**** ENTRIES PROVIDED ****

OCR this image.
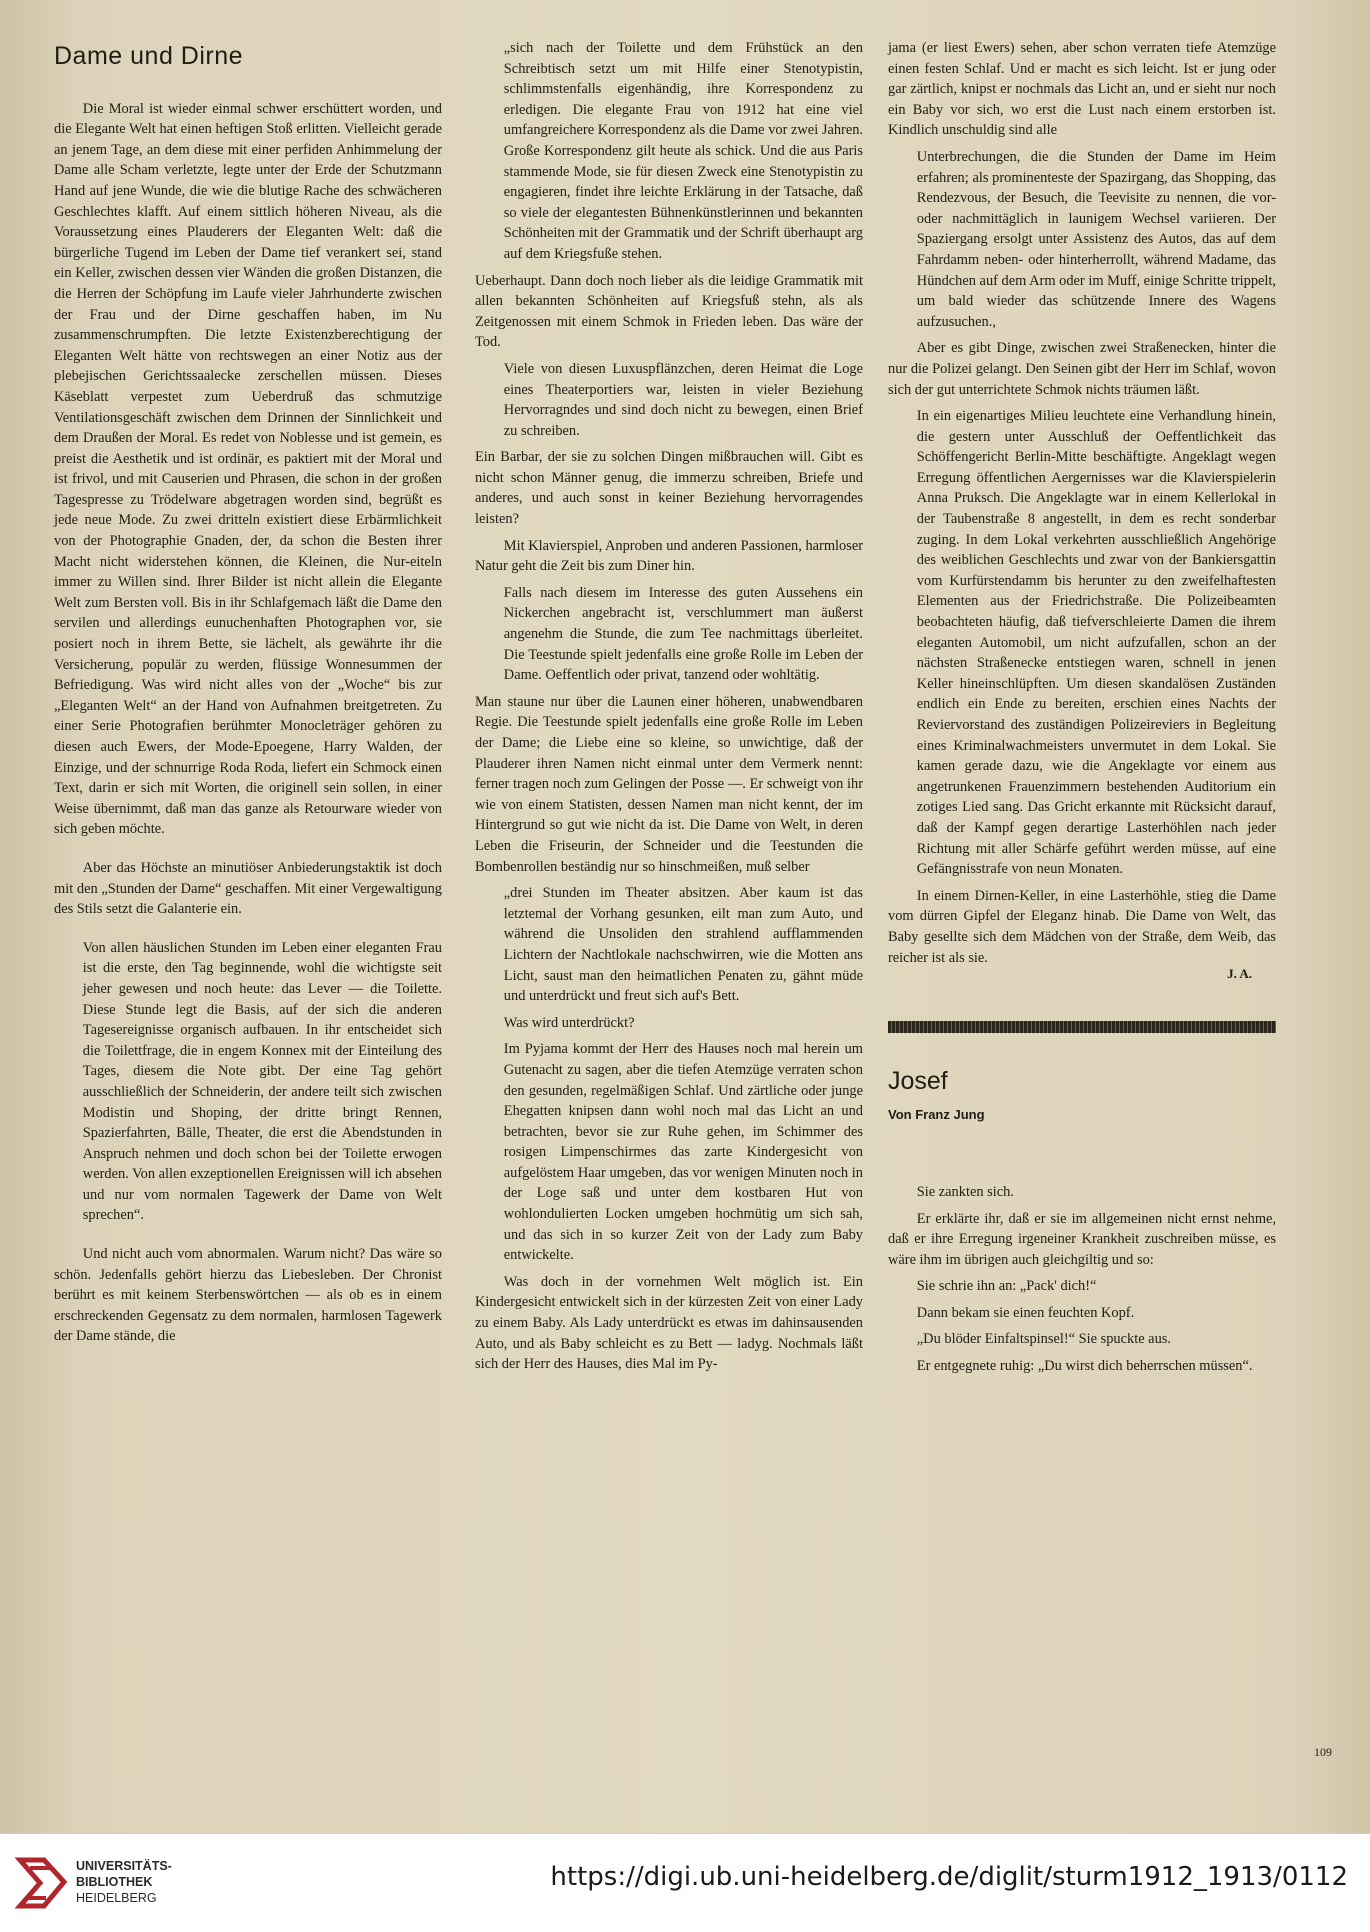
Dame und Dirne

Die Moral ist wieder einmal schwer erschüttert worden, und die Elegante Welt hat einen heftigen Stoß erlitten. Vielleicht gerade an jenem Tage, an dem diese mit einer perfiden Anhimmelung der Dame alle Scham verletzte, legte unter der Erde der Schutzmann Hand auf jene Wunde, die wie die blutige Rache des schwächeren Geschlechtes klafft. Auf einem sittlich höheren Niveau, als die Voraussetzung eines Plauderers der Eleganten Welt: daß die bürgerliche Tugend im Leben der Dame tief verankert sei, stand ein Keller, zwischen dessen vier Wänden die großen Distanzen, die die Herren der Schöpfung im Laufe vieler Jahrhunderte zwischen der Frau und der Dirne geschaffen haben, im Nu zusammenschrumpften. Die letzte Existenzberechtigung der Eleganten Welt hätte von rechtswegen an einer Notiz aus der plebejischen Gerichtssaalecke zerschellen müssen. Dieses Käseblatt verpestet zum Ueberdruß das schmutzige Ventilationsgeschäft zwischen dem Drinnen der Sinnlichkeit und dem Draußen der Moral. Es redet von Noblesse und ist gemein, es preist die Aesthetik und ist ordinär, es paktiert mit der Moral und ist frivol, und mit Causerien und Phrasen, die schon in der großen Tagespresse zu Trödelware abgetragen worden sind, begrüßt es jede neue Mode. Zu zwei dritteln existiert diese Erbärmlichkeit von der Photographie Gnaden, der, da schon die Besten ihrer Macht nicht widerstehen können, die Kleinen, die Nur-eiteln immer zu Willen sind. Ihrer Bilder ist nicht allein die Elegante Welt zum Bersten voll. Bis in ihr Schlafgemach läßt die Dame den servilen und allerdings eunuchenhaften Photographen vor, sie posiert noch in ihrem Bette, sie lächelt, als gewährte ihr die Versicherung, populär zu werden, flüssige Wonnesummen der Befriedigung. Was wird nicht alles von der „Woche“ bis zur „Eleganten Welt“ an der Hand von Aufnahmen breitgetreten. Zu einer Serie Photografien berühmter Monocleträger gehören zu diesen auch Ewers, der Mode-Epoegene, Harry Walden, der Einzige, und der schnurrige Roda Roda, liefert ein Schmock einen Text, darin er sich mit Worten, die originell sein sollen, in einer Weise übernimmt, daß man das ganze als Retourware wieder von sich geben möchte.

Aber das Höchste an minutiöser Anbiederungstaktik ist doch mit den „Stunden der Dame“ geschaffen. Mit einer Vergewaltigung des Stils setzt die Galanterie ein.

Von allen häuslichen Stunden im Leben einer eleganten Frau ist die erste, den Tag beginnende, wohl die wichtigste seit jeher gewesen und noch heute: das Lever — die Toilette. Diese Stunde legt die Basis, auf der sich die anderen Tagesereignisse organisch aufbauen. In ihr entscheidet sich die Toilettfrage, die in engem Konnex mit der Einteilung des Tages, diesem die Note gibt. Der eine Tag gehört ausschließlich der Schneiderin, der andere teilt sich zwischen Modistin und Shoping, der dritte bringt Rennen, Spazierfahrten, Bälle, Theater, die erst die Abendstunden in Anspruch nehmen und doch schon bei der Toilette erwogen werden. Von allen exzeptionellen Ereignissen will ich absehen und nur vom normalen Tagewerk der Dame von Welt sprechen“.

Und nicht auch vom abnormalen. Warum nicht? Das wäre so schön. Jedenfalls gehört hierzu das Liebesleben. Der Chronist berührt es mit keinem Sterbenswörtchen — als ob es in einem erschreckenden Gegensatz zu dem normalen, harmlosen Tagewerk der Dame stände, die

„sich nach der Toilette und dem Frühstück an den Schreibtisch setzt um mit Hilfe einer Stenotypistin, schlimmstenfalls eigenhändig, ihre Korrespondenz zu erledigen. Die elegante Frau von 1912 hat eine viel umfangreichere Korrespondenz als die Dame vor zwei Jahren. Große Korrespondenz gilt heute als schick. Und die aus Paris stammende Mode, sie für diesen Zweck eine Stenotypistin zu engagieren, findet ihre leichte Erklärung in der Tatsache, daß so viele der elegantesten Bühnenkünstlerinnen und bekannten Schönheiten mit der Grammatik und der Schrift überhaupt arg auf dem Kriegsfuße stehen.

Ueberhaupt. Dann doch noch lieber als die leidige Grammatik mit allen bekannten Schönheiten auf Kriegsfuß stehn, als als Zeitgenossen mit einem Schmok in Frieden leben. Das wäre der Tod.

Viele von diesen Luxuspflänzchen, deren Heimat die Loge eines Theaterportiers war, leisten in vieler Beziehung Hervorragndes und sind doch nicht zu bewegen, einen Brief zu schreiben.

Ein Barbar, der sie zu solchen Dingen mißbrauchen will. Gibt es nicht schon Männer genug, die immerzu schreiben, Briefe und anderes, und auch sonst in keiner Beziehung hervorragendes leisten?

Mit Klavierspiel, Anproben und anderen Passionen, harmloser Natur geht die Zeit bis zum Diner hin.

Falls nach diesem im Interesse des guten Aussehens ein Nickerchen angebracht ist, verschlummert man äußerst angenehm die Stunde, die zum Tee nachmittags überleitet. Die Teestunde spielt jedenfalls eine große Rolle im Leben der Dame. Oeffentlich oder privat, tanzend oder wohltätig.

Man staune nur über die Launen einer höheren, unabwendbaren Regie. Die Teestunde spielt jedenfalls eine große Rolle im Leben der Dame; die Liebe eine so kleine, so unwichtige, daß der Plauderer ihren Namen nicht einmal unter dem Vermerk nennt: ferner tragen noch zum Gelingen der Posse —. Er schweigt von ihr wie von einem Statisten, dessen Namen man nicht kennt, der im Hintergrund so gut wie nicht da ist. Die Dame von Welt, in deren Leben die Friseurin, der Schneider und die Teestunden die Bombenrollen beständig nur so hinschmeißen, muß selber

„drei Stunden im Theater absitzen. Aber kaum ist das letztemal der Vorhang gesunken, eilt man zum Auto, und während die Unsoliden den strahlend aufflammenden Lichtern der Nachtlokale nachschwirren, wie die Motten ans Licht, saust man den heimatlichen Penaten zu, gähnt müde und unterdrückt und freut sich auf's Bett.

Was wird unterdrückt?

Im Pyjama kommt der Herr des Hauses noch mal herein um Gutenacht zu sagen, aber die tiefen Atemzüge verraten schon den gesunden, regelmäßigen Schlaf. Und zärtliche oder junge Ehegatten knipsen dann wohl noch mal das Licht an und betrachten, bevor sie zur Ruhe gehen, im Schimmer des rosigen Limpenschirmes das zarte Kindergesicht von aufgelöstem Haar umgeben, das vor wenigen Minuten noch in der Loge saß und unter dem kostbaren Hut von wohlondulierten Locken umgeben hochmütig um sich sah, und das sich in so kurzer Zeit von der Lady zum Baby entwickelte.

Was doch in der vornehmen Welt möglich ist. Ein Kindergesicht entwickelt sich in der kürzesten Zeit von einer Lady zu einem Baby. Als Lady unterdrückt es etwas im dahinsausenden Auto, und als Baby schleicht es zu Bett — ladyg. Nochmals läßt sich der Herr des Hauses, dies Mal im Py-

jama (er liest Ewers) sehen, aber schon verraten tiefe Atemzüge einen festen Schlaf. Und er macht es sich leicht. Ist er jung oder gar zärtlich, knipst er nochmals das Licht an, und er sieht nur noch ein Baby vor sich, wo erst die Lust nach einem erstorben ist. Kindlich unschuldig sind alle

Unterbrechungen, die die Stunden der Dame im Heim erfahren; als prominenteste der Spazirgang, das Shopping, das Rendezvous, der Besuch, die Teevisite zu nennen, die vor- oder nachmittäglich in launigem Wechsel variieren. Der Spaziergang ersolgt unter Assistenz des Autos, das auf dem Fahrdamm neben- oder hinterherrollt, während Madame, das Hündchen auf dem Arm oder im Muff, einige Schritte trippelt, um bald wieder das schützende Innere des Wagens aufzusuchen.,

Aber es gibt Dinge, zwischen zwei Straßenecken, hinter die nur die Polizei gelangt. Den Seinen gibt der Herr im Schlaf, wovon sich der gut unterrichtete Schmok nichts träumen läßt.

In ein eigenartiges Milieu leuchtete eine Verhandlung hinein, die gestern unter Ausschluß der Oeffentlichkeit das Schöffengericht Berlin-Mitte beschäftigte. Angeklagt wegen Erregung öffentlichen Aergernisses war die Klavierspielerin Anna Pruksch. Die Angeklagte war in einem Kellerlokal in der Taubenstraße 8 angestellt, in dem es recht sonderbar zuging. In dem Lokal verkehrten ausschließlich Angehörige des weiblichen Geschlechts und zwar von der Bankiersgattin vom Kurfürstendamm bis herunter zu den zweifelhaftesten Elementen aus der Friedrichstraße. Die Polizeibeamten beobachteten häufig, daß tiefverschleierte Damen die ihrem eleganten Automobil, um nicht aufzufallen, schon an der nächsten Straßenecke entstiegen waren, schnell in jenen Keller hineinschlüpften. Um diesen skandalösen Zuständen endlich ein Ende zu bereiten, erschien eines Nachts der Reviervorstand des zuständigen Polizeireviers in Begleitung eines Kriminalwachmeisters unvermutet in dem Lokal. Sie kamen gerade dazu, wie die Angeklagte vor einem aus angetrunkenen Frauenzimmern bestehenden Auditorium ein zotiges Lied sang. Das Gricht erkannte mit Rücksicht darauf, daß der Kampf gegen derartige Lasterhöhlen nach jeder Richtung mit aller Schärfe geführt werden müsse, auf eine Gefängnisstrafe von neun Monaten.

In einem Dirnen-Keller, in eine Lasterhöhle, stieg die Dame vom dürren Gipfel der Eleganz hinab. Die Dame von Welt, das Baby gesellte sich dem Mädchen von der Straße, dem Weib, das reicher ist als sie.

J. A.
Josef
Von Franz Jung

Sie zankten sich.

Er erklärte ihr, daß er sie im allgemeinen nicht ernst nehme, daß er ihre Erregung irgeneiner Krankheit zuschreiben müsse, es wäre ihm im übrigen auch gleichgiltig und so:

Sie schrie ihn an: „Pack' dich!“

Dann bekam sie einen feuchten Kopf.

„Du blöder Einfaltspinsel!“ Sie spuckte aus.

Er entgegnete ruhig: „Du wirst dich beherrschen müssen“.

109
UNIVERSITÄTS-
BIBLIOTHEK
HEIDELBERG
https://digi.ub.uni-heidelberg.de/diglit/sturm1912_1913/0112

****

SET PROBLEM | Give the number of lines in the listing above that contain "Beziehung", and nothing else.

ANSWER FOR THIS EXERCISE | 2